-- Start of Entries shown --

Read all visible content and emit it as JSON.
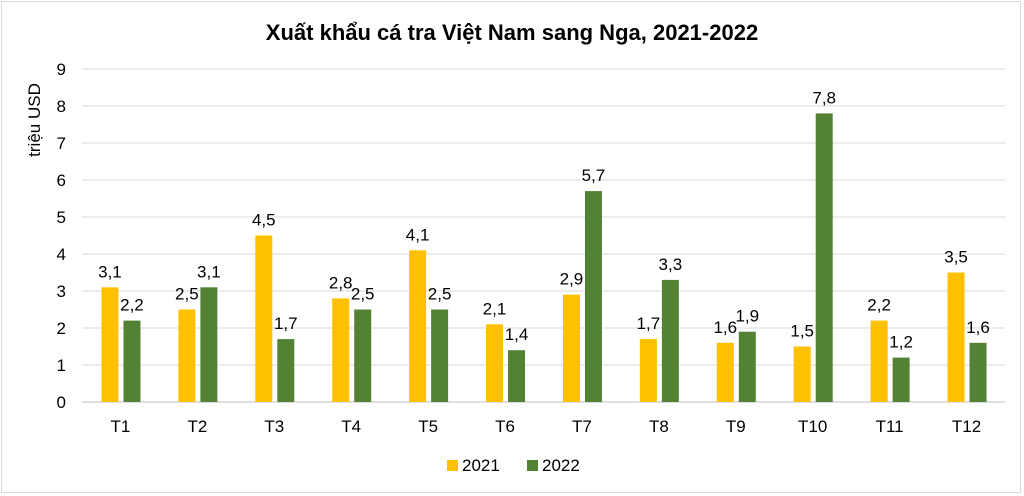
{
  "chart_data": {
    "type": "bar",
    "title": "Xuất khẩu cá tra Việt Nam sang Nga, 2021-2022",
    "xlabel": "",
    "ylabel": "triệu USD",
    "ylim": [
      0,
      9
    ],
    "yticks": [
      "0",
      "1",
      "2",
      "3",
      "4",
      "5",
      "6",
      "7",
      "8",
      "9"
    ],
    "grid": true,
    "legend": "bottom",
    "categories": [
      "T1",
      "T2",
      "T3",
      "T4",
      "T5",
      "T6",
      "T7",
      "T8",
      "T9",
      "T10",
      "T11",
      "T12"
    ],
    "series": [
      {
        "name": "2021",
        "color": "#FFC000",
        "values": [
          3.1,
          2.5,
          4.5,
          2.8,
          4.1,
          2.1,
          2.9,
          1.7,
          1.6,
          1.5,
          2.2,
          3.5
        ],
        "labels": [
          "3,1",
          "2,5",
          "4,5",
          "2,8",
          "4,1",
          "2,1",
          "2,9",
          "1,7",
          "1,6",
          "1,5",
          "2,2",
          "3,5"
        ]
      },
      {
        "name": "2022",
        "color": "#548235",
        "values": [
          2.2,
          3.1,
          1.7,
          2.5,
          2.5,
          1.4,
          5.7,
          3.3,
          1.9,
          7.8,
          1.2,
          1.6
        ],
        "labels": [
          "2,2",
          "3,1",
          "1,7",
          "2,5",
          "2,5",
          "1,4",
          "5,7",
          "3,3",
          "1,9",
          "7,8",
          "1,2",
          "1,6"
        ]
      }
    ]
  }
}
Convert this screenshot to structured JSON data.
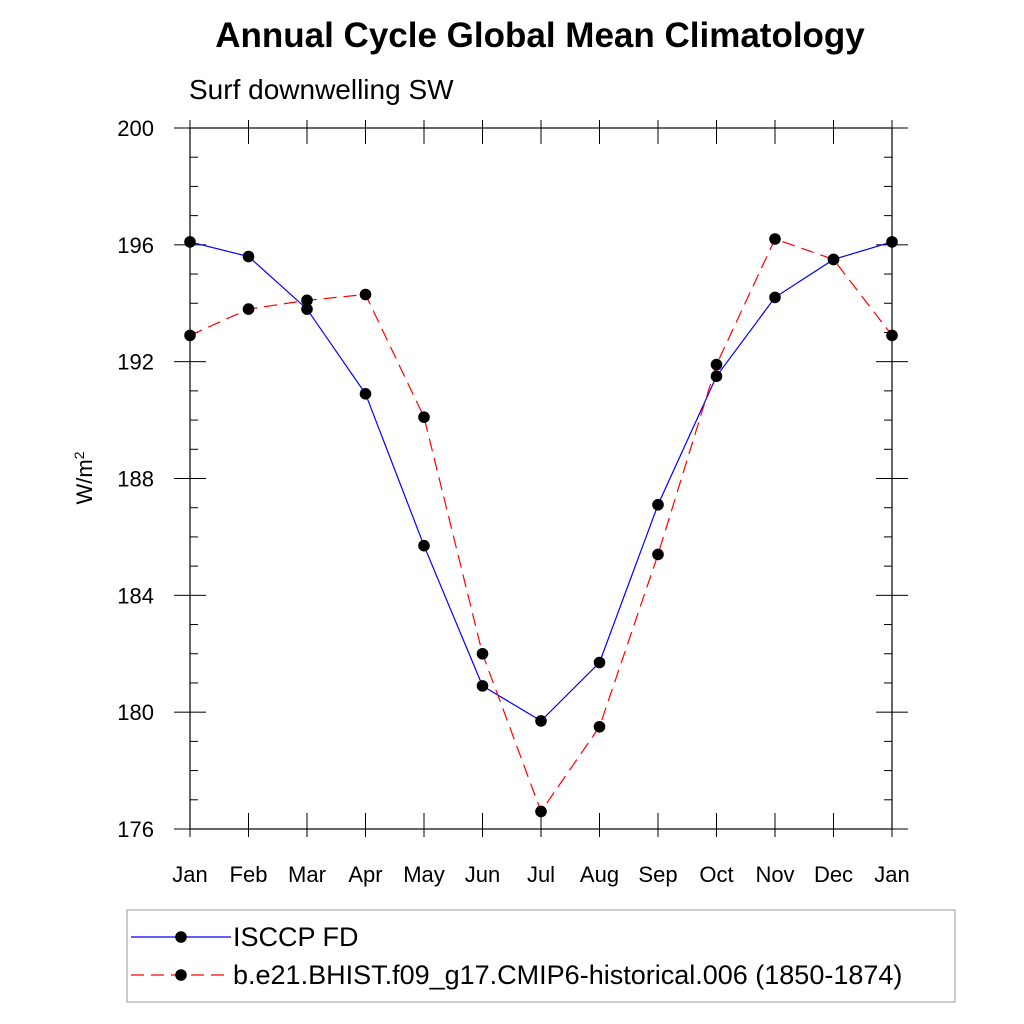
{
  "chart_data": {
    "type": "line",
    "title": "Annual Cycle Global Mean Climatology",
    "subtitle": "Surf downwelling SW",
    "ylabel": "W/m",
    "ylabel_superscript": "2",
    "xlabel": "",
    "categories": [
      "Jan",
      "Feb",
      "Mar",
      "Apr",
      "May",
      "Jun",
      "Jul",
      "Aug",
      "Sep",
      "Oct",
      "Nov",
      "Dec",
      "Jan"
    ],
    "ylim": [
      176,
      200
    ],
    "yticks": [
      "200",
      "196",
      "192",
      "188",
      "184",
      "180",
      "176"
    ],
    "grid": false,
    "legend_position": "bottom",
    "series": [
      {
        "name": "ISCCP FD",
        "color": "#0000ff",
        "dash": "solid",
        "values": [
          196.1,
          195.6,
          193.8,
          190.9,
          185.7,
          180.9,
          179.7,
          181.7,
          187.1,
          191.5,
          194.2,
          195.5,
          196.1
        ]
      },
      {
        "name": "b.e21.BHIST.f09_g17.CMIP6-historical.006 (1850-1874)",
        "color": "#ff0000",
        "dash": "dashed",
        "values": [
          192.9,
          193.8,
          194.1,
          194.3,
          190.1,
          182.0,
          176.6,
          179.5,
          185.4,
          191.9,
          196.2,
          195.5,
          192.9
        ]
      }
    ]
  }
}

-- End of Entries shown --

Copy all the lines of data exactly as they appear, dropping any images.

* Final result:
Read all visible content and emit it as JSON.
{
  "chart_data": {
    "type": "bar",
    "title": "Xuất khẩu cá tra Việt Nam sang Nga, 2021-2022",
    "xlabel": "",
    "ylabel": "triệu USD",
    "ylim": [
      0,
      9
    ],
    "yticks": [
      "0",
      "1",
      "2",
      "3",
      "4",
      "5",
      "6",
      "7",
      "8",
      "9"
    ],
    "grid": true,
    "legend": "bottom",
    "categories": [
      "T1",
      "T2",
      "T3",
      "T4",
      "T5",
      "T6",
      "T7",
      "T8",
      "T9",
      "T10",
      "T11",
      "T12"
    ],
    "series": [
      {
        "name": "2021",
        "color": "#FFC000",
        "values": [
          3.1,
          2.5,
          4.5,
          2.8,
          4.1,
          2.1,
          2.9,
          1.7,
          1.6,
          1.5,
          2.2,
          3.5
        ],
        "labels": [
          "3,1",
          "2,5",
          "4,5",
          "2,8",
          "4,1",
          "2,1",
          "2,9",
          "1,7",
          "1,6",
          "1,5",
          "2,2",
          "3,5"
        ]
      },
      {
        "name": "2022",
        "color": "#548235",
        "values": [
          2.2,
          3.1,
          1.7,
          2.5,
          2.5,
          1.4,
          5.7,
          3.3,
          1.9,
          7.8,
          1.2,
          1.6
        ],
        "labels": [
          "2,2",
          "3,1",
          "1,7",
          "2,5",
          "2,5",
          "1,4",
          "5,7",
          "3,3",
          "1,9",
          "7,8",
          "1,2",
          "1,6"
        ]
      }
    ]
  }
}
Convert this screenshot to structured JSON data.
{
  "chart_data": {
    "type": "line",
    "title": "Annual Cycle Global Mean Climatology",
    "subtitle": "Surf downwelling SW",
    "ylabel": "W/m",
    "ylabel_superscript": "2",
    "xlabel": "",
    "categories": [
      "Jan",
      "Feb",
      "Mar",
      "Apr",
      "May",
      "Jun",
      "Jul",
      "Aug",
      "Sep",
      "Oct",
      "Nov",
      "Dec",
      "Jan"
    ],
    "ylim": [
      176,
      200
    ],
    "yticks": [
      "200",
      "196",
      "192",
      "188",
      "184",
      "180",
      "176"
    ],
    "grid": false,
    "legend_position": "bottom",
    "series": [
      {
        "name": "ISCCP FD",
        "color": "#0000ff",
        "dash": "solid",
        "values": [
          196.1,
          195.6,
          193.8,
          190.9,
          185.7,
          180.9,
          179.7,
          181.7,
          187.1,
          191.5,
          194.2,
          195.5,
          196.1
        ]
      },
      {
        "name": "b.e21.BHIST.f09_g17.CMIP6-historical.006 (1850-1874)",
        "color": "#ff0000",
        "dash": "dashed",
        "values": [
          192.9,
          193.8,
          194.1,
          194.3,
          190.1,
          182.0,
          176.6,
          179.5,
          185.4,
          191.9,
          196.2,
          195.5,
          192.9
        ]
      }
    ]
  }
}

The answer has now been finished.